What you will do:
(a) In the text on reading ORC or Parquet files from OSS, which reader does OSS Reader use to read those files?
(b) In the text on reading ORC or Parquet files from OSS, give the stretch from "OSS Reader uses" through "ORC files from OSS." again, swapping out "ORC" for "Avro".

Text block:
# # # # #

Read ORC or Parquet files from OSS

OSS Reader uses HDFS Reader to read ORC or Parquet files from OSS. In addition to the original parameters, OSS Reader provides extended parameters Path and FileFormat.

  • The following example shows how to configure OSS Reader to read ORC files from OSS.
    {
          "stepType": "oss",
          "parameter": {
            "datasource": "",
            "fileFormat": "orc",
            "path": "/tests/case61/orc__691b6815_9260_4037_9899_****",
            "column": [
              {
                "index": 0,
                "type": "long"
              },
              {
                "index": "1",
                "type": "string"
              },
              {
                "index": "2",
                "type": "string"
              }
            ]
          }
        }
  • The following example shows how to configure OSS Reader to read Parquet files from OSS.
    
    {
          "stepType": "oss",
          "parameter": {
            "datasource": "",
            "fileFormat": "parquet",
            "path": "/tests/case61/parquet",
            "parquetSchema": "message test { required int64 int64_col;\n required binary str_col (UTF8);\nrequired group params (MAP) {\nrepeated group key_value {\nrequired binary key (UTF8);\nrequired binary value (UTF8);\n}\n}\nrequired group params_arr (LIST) {\n  repeated group list {\n    required binary element (UTF8);\n  }\n}\nrequired group params_struct {\n  required int64 id;\n required binary name (UTF8);\n }\nrequired group params_arr_complex (LIST) {\n  repeated group list {\n    required group element {\n required int64 id;\n required binary name (UTF8);\n}\n  }\n}\nrequired group params_complex (MAP) {\nrepeated group key_value {\nrequired binary key (UTF8);\nrequired group value {\n  required int64 id;\n required binary name (UTF8);\n  }\n}\n}\nrequired group params_struct_complex {\n  required int64 id;\n required group detail {\n  required int64 id;\n required binary name (UTF8);\n  }\n  }\n}",
            "column": [
              {
                "index": 0,
                "type": "long"

# # # # #

Given information:
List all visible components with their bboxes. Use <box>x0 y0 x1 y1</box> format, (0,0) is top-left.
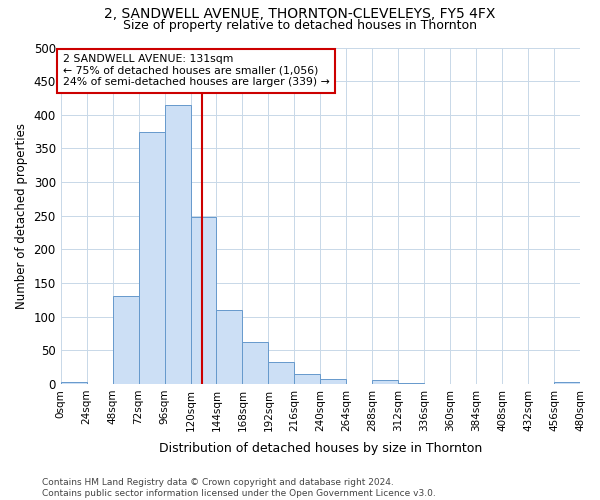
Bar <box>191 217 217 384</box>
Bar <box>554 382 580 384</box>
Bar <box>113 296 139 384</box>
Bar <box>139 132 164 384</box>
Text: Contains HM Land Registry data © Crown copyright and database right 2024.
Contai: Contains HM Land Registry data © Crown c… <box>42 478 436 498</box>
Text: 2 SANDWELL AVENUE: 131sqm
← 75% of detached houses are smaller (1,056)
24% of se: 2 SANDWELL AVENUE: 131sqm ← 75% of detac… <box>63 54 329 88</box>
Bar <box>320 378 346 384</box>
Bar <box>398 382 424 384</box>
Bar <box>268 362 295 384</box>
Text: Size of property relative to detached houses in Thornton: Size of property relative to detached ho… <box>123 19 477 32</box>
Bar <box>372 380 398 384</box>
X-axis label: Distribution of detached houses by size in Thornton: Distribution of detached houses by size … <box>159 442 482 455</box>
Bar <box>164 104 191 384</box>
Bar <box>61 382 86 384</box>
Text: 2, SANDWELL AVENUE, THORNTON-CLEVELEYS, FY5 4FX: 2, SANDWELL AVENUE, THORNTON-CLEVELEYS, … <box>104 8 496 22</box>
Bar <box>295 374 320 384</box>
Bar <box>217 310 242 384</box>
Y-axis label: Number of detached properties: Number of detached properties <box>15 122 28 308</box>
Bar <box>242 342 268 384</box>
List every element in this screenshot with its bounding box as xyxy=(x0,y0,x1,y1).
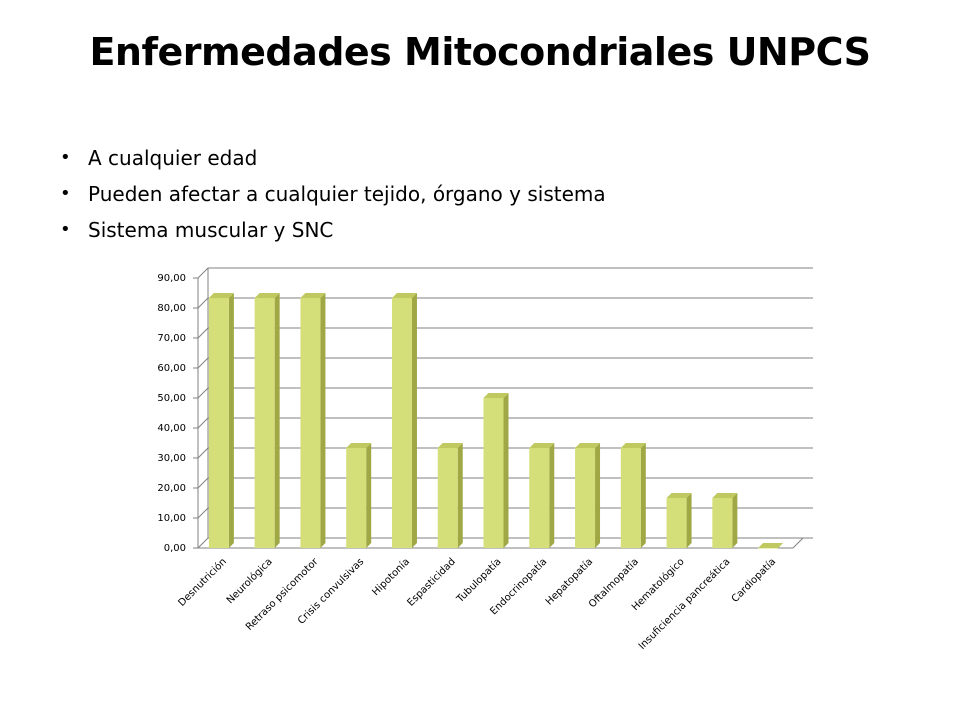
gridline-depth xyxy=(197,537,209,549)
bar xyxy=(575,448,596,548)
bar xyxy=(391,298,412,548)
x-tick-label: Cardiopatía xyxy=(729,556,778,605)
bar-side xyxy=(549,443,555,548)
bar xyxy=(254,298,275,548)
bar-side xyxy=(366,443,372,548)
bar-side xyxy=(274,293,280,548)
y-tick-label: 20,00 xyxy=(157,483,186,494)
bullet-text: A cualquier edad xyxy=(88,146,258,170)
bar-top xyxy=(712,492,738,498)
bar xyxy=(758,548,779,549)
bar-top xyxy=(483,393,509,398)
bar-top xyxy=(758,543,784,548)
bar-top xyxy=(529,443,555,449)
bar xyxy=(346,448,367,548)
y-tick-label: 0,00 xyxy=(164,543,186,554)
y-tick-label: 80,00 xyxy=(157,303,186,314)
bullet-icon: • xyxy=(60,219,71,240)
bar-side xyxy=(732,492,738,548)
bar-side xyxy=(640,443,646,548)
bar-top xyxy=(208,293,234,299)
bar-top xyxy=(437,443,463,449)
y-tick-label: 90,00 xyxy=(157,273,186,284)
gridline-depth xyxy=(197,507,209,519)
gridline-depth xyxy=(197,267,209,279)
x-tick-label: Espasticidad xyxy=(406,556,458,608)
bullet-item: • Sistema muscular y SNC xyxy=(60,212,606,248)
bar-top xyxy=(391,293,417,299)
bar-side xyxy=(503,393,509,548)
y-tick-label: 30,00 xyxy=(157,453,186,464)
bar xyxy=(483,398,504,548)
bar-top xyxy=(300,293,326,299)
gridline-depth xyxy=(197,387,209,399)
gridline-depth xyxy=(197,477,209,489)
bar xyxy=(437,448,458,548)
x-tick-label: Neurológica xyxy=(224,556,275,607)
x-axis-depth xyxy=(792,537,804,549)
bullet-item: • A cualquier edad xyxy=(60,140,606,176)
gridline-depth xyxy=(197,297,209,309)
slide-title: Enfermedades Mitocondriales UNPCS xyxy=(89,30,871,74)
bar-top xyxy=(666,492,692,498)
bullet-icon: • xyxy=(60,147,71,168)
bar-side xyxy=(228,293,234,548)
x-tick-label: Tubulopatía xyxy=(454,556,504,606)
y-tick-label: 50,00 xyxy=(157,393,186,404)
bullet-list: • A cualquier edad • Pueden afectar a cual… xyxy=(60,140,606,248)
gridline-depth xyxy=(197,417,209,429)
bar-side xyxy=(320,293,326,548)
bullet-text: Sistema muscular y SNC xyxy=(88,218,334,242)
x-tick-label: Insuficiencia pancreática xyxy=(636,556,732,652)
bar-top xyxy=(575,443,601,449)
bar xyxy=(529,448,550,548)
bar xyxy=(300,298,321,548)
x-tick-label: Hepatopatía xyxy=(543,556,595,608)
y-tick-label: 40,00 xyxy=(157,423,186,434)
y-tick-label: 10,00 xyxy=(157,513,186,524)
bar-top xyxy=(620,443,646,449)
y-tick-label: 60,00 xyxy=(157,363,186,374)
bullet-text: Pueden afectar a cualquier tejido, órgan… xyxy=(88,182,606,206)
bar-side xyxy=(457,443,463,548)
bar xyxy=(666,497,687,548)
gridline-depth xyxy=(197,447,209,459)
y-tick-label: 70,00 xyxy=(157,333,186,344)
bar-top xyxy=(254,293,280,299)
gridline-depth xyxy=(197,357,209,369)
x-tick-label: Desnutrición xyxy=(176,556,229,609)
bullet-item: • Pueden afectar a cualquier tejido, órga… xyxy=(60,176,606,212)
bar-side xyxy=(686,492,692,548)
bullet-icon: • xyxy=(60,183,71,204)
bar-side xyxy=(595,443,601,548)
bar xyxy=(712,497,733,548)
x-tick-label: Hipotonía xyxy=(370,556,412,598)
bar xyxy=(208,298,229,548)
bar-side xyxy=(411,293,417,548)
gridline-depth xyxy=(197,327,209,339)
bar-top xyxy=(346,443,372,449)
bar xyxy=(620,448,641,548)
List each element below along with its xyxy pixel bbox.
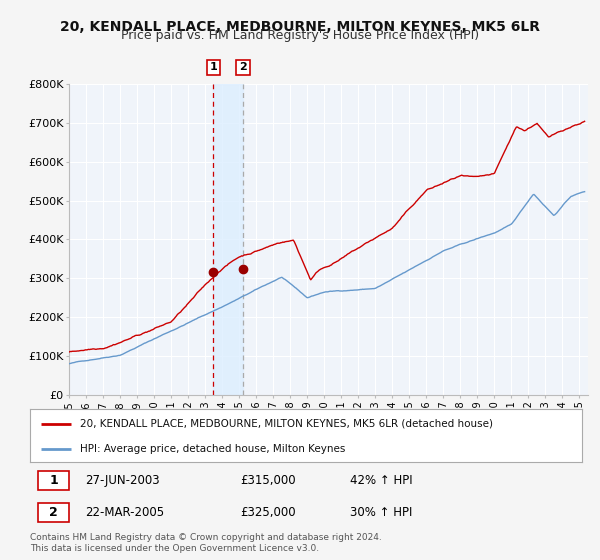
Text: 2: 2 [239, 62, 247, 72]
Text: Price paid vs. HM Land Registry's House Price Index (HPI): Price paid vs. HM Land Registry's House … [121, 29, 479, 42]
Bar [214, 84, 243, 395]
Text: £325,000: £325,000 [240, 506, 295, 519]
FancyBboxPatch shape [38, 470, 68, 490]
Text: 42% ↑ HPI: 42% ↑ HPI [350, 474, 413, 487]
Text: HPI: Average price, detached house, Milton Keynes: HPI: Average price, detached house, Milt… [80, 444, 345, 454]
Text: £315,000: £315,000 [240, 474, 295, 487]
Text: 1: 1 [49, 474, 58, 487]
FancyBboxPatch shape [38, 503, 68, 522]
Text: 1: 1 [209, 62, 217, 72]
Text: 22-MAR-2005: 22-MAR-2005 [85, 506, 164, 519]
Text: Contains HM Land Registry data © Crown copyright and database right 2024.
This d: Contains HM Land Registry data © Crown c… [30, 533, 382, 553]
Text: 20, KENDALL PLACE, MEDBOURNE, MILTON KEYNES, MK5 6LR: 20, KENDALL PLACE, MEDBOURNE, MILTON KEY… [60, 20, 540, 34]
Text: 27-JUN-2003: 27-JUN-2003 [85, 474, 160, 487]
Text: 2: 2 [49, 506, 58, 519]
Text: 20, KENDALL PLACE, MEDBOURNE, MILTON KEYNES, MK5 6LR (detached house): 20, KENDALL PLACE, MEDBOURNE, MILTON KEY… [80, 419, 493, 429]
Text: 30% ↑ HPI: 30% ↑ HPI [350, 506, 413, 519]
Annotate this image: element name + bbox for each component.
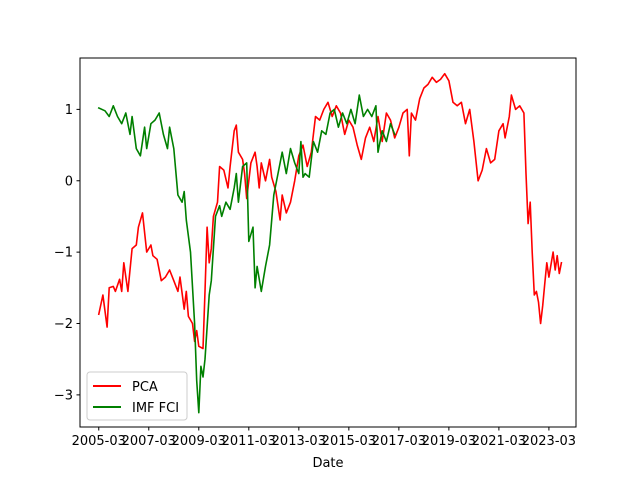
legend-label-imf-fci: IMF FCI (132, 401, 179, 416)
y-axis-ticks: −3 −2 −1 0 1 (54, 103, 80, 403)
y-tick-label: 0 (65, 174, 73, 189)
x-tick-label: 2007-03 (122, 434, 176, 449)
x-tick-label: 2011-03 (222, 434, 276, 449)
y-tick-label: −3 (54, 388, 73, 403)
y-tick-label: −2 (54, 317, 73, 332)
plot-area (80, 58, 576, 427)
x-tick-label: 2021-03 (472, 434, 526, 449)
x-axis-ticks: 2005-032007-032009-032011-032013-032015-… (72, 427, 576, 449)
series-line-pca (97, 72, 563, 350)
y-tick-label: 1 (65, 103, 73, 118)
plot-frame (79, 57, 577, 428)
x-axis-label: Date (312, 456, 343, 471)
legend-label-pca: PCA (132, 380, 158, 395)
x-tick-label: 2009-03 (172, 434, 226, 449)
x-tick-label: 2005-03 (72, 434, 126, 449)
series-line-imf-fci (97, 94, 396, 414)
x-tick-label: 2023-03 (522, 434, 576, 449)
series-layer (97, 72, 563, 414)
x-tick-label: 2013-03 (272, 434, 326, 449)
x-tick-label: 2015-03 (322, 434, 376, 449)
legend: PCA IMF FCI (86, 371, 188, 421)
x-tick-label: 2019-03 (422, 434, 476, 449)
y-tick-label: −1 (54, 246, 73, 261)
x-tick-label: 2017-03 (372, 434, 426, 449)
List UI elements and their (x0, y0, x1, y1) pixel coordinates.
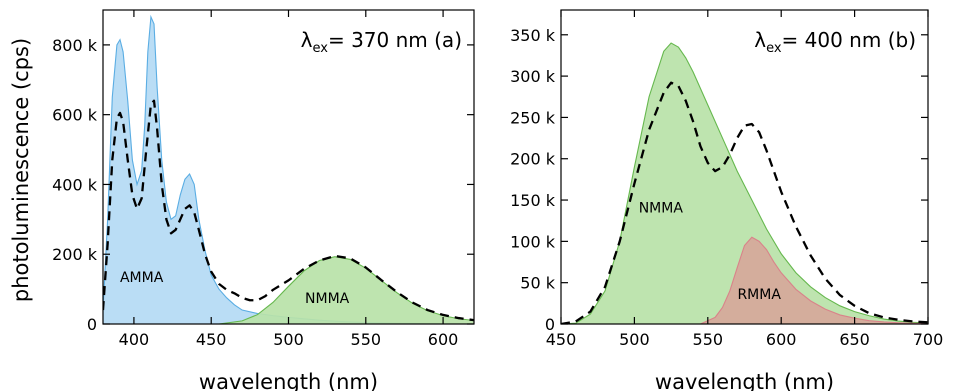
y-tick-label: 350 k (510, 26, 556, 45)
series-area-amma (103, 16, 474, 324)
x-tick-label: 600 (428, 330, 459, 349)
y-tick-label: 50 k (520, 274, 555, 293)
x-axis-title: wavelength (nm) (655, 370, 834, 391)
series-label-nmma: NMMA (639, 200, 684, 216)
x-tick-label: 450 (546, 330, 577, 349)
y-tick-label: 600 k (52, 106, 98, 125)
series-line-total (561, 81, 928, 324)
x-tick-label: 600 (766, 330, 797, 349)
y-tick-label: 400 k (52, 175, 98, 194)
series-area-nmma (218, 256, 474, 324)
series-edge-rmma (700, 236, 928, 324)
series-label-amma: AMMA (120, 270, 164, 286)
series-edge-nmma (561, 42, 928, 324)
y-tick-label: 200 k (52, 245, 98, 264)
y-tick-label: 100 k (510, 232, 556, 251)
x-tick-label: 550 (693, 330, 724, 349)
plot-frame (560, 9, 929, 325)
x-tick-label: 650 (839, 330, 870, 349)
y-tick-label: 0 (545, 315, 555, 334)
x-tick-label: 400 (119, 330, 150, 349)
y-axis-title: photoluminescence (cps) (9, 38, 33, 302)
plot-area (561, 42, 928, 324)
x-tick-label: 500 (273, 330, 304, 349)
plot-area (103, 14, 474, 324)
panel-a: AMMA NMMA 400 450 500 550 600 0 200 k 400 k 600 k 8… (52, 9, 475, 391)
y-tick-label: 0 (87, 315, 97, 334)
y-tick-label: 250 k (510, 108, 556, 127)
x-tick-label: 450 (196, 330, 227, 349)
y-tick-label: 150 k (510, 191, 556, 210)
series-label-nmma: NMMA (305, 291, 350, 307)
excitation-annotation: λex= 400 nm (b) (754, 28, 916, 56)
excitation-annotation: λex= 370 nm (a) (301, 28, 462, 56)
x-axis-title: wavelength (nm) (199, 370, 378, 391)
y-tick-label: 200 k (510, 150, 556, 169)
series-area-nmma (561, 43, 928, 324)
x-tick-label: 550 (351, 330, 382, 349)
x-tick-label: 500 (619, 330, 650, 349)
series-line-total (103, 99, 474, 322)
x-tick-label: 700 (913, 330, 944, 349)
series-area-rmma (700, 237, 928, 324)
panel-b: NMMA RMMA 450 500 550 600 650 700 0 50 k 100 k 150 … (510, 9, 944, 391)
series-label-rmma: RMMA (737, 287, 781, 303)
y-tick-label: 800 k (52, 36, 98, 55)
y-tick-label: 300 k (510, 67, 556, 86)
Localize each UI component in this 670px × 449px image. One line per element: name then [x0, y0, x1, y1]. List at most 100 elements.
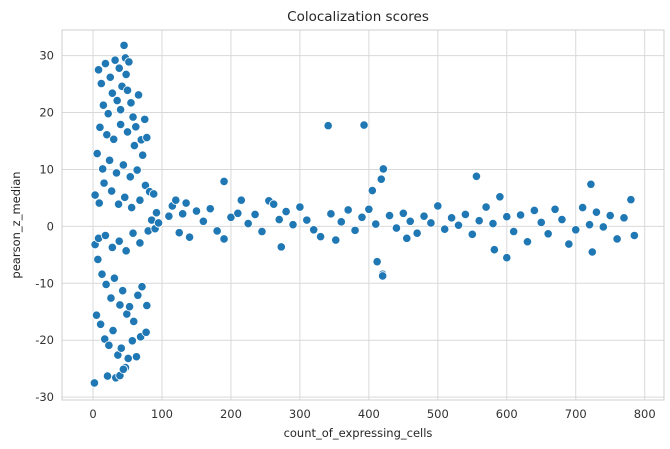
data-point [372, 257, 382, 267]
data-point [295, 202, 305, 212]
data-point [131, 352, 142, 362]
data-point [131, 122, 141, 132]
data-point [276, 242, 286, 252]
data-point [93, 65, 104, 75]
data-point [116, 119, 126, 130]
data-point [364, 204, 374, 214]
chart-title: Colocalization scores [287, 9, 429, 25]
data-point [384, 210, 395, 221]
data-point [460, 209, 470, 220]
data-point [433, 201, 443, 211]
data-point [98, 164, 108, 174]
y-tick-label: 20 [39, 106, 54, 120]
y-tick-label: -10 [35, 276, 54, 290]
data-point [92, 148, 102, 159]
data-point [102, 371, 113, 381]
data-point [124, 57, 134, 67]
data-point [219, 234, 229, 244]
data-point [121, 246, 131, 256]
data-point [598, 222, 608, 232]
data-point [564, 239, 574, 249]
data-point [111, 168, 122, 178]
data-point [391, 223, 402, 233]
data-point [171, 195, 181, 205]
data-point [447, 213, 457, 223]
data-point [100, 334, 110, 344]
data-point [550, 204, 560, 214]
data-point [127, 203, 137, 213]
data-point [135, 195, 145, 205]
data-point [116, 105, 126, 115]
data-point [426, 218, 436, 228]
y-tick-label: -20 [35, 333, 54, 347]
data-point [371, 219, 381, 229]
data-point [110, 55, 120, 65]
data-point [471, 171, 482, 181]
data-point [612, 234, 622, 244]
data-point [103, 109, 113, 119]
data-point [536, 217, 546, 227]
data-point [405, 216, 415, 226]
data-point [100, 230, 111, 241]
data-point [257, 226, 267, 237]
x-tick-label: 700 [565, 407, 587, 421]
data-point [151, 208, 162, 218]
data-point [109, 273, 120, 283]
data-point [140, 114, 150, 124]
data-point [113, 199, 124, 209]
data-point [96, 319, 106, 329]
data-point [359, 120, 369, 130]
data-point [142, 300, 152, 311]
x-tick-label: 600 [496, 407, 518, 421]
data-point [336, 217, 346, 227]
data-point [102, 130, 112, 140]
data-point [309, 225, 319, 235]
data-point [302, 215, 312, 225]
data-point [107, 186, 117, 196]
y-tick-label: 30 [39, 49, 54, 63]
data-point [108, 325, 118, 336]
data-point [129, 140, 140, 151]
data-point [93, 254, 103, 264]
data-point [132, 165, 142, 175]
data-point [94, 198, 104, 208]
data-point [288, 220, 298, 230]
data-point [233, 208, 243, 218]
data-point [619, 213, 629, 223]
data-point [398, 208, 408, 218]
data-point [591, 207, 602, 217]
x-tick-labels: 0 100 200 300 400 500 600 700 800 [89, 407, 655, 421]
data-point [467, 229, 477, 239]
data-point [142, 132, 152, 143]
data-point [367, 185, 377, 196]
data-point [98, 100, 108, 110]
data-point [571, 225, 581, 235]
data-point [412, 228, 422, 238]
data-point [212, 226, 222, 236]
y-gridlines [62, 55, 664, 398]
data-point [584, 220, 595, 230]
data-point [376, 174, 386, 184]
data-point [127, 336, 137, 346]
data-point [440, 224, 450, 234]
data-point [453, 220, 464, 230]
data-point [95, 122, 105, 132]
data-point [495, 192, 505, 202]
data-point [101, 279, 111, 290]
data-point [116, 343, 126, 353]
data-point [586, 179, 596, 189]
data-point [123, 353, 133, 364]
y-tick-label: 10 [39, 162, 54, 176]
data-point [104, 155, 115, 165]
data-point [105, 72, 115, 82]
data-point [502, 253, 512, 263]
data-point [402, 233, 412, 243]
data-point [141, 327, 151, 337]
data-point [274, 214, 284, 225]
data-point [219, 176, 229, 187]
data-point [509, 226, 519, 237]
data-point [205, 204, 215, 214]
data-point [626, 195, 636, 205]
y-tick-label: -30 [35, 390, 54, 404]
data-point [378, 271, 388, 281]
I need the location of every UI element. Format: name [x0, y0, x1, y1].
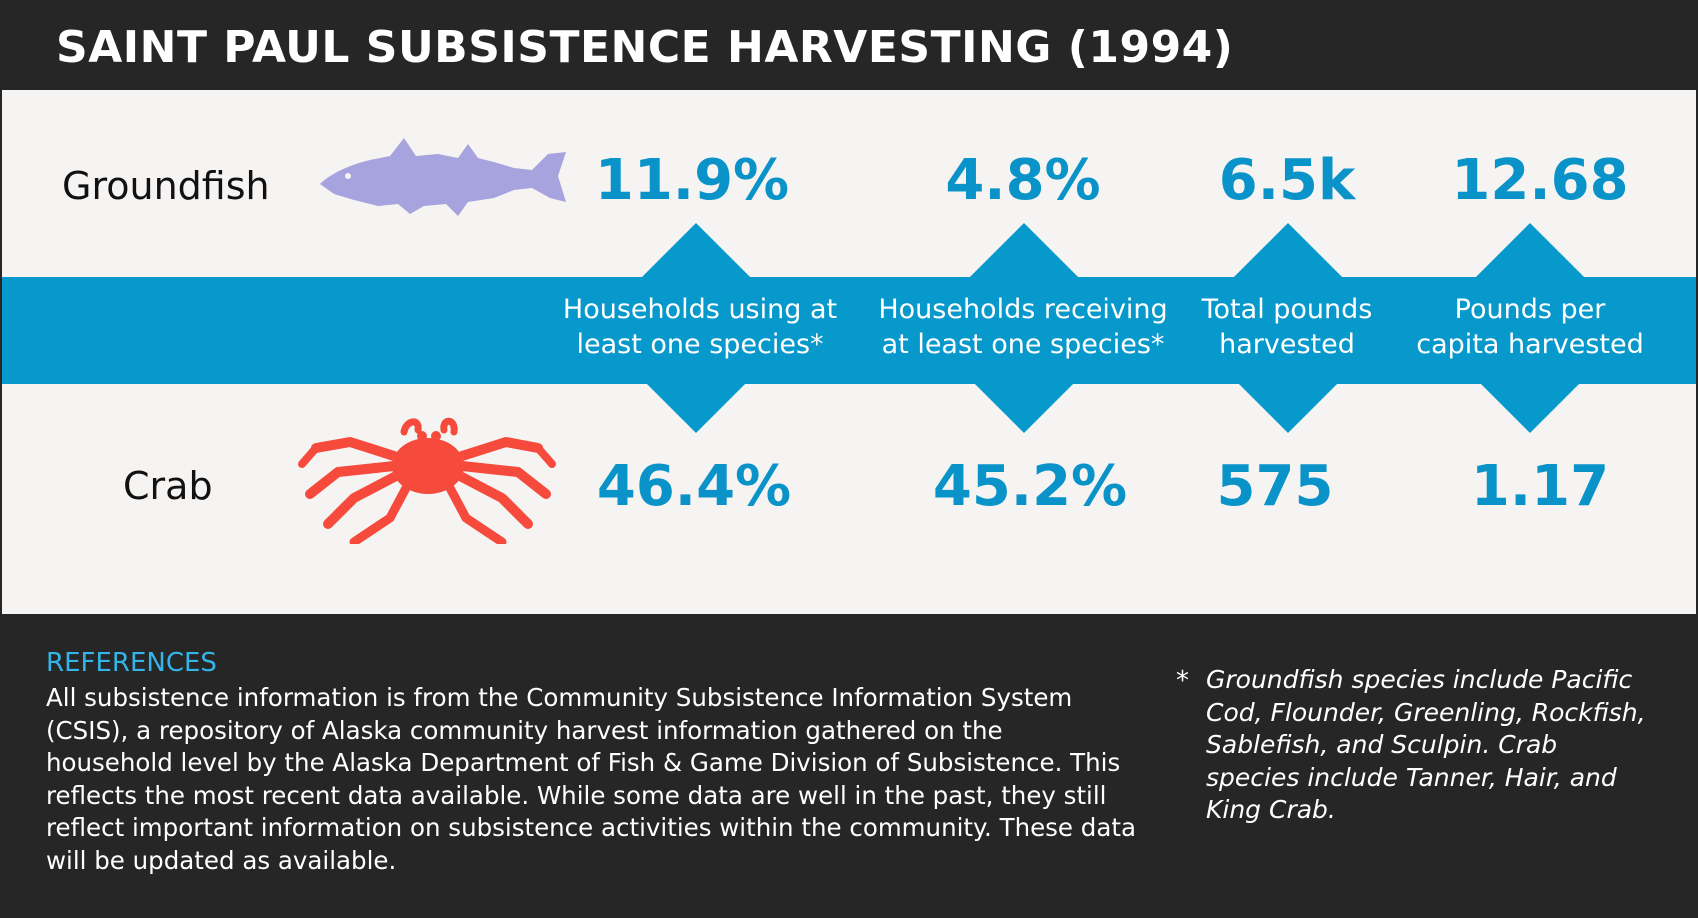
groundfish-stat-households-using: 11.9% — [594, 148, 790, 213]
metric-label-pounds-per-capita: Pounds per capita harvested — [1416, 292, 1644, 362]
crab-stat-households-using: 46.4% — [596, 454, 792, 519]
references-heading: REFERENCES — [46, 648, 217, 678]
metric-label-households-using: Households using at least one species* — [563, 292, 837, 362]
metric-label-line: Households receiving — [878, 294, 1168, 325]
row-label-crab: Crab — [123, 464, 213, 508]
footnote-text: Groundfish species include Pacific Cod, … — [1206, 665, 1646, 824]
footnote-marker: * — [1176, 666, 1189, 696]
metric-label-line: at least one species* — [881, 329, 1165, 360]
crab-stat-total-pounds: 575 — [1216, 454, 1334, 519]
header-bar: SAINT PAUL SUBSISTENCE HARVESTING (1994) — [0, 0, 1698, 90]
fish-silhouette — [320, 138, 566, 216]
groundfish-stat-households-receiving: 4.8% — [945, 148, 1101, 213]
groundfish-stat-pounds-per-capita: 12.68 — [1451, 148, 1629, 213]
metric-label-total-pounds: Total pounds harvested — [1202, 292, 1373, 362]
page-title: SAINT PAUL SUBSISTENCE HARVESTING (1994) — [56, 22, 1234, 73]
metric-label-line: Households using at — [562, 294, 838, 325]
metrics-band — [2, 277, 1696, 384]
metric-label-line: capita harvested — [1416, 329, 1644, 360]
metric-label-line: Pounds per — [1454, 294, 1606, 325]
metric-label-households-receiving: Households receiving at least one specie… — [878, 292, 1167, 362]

# # # # #

Solutions to each task:
(a) HDFS Reader

(b)
OSS Reader uses HDFS Reader to read Avro or Parquet files from OSS. In addition to the original parameters, OSS Reader provides extended parameters Path and FileFormat.

  • The following example shows how to configure OSS Reader to read Avro files from OSS.